| GIVEN PROBLEM |
Write out the records again, exactly, leaving none out.

** START INPUT **

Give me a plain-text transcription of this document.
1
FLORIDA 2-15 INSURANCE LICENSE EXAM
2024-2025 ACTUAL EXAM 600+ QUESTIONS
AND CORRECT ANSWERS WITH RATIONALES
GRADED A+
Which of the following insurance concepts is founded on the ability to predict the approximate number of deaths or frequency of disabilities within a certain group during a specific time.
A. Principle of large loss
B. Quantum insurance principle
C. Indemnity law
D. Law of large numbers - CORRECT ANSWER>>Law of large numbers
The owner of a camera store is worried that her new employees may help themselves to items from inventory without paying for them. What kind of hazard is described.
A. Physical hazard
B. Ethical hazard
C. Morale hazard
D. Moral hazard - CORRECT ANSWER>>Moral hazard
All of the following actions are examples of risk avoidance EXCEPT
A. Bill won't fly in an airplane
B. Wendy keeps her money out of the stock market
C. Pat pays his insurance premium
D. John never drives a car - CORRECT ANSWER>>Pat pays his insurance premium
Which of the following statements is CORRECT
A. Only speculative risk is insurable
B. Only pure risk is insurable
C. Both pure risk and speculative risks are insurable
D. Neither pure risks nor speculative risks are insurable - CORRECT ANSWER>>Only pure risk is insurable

** END INPUT **

| RESPONSE FOR THIS EXERCISE |
Give me a plain-text transcription of this document.
1
FLORIDA 2-15 INSURANCE LICENSE EXAM
2024-2025 ACTUAL EXAM 600+ QUESTIONS
AND CORRECT ANSWERS WITH RATIONALES
GRADED A+
Which of the following insurance concepts is founded on the ability to predict the approximate number of deaths or frequency of disabilities within a certain group during a specific time.
A. Principle of large loss
B. Quantum insurance principle
C. Indemnity law
D. Law of large numbers - CORRECT ANSWER>>Law of large numbers
The owner of a camera store is worried that her new employees may help themselves to items from inventory without paying for them. What kind of hazard is described.
A. Physical hazard
B. Ethical hazard
C. Morale hazard
D. Moral hazard - CORRECT ANSWER>>Moral hazard
All of the following actions are examples of risk avoidance EXCEPT
A. Bill won't fly in an airplane
B. Wendy keeps her money out of the stock market
C. Pat pays his insurance premium
D. John never drives a car - CORRECT ANSWER>>Pat pays his insurance premium
Which of the following statements is CORRECT
A. Only speculative risk is insurable
B. Only pure risk is insurable
C. Both pure risk and speculative risks are insurable
D. Neither pure risks nor speculative risks are insurable - CORRECT ANSWER>>Only pure risk is insurable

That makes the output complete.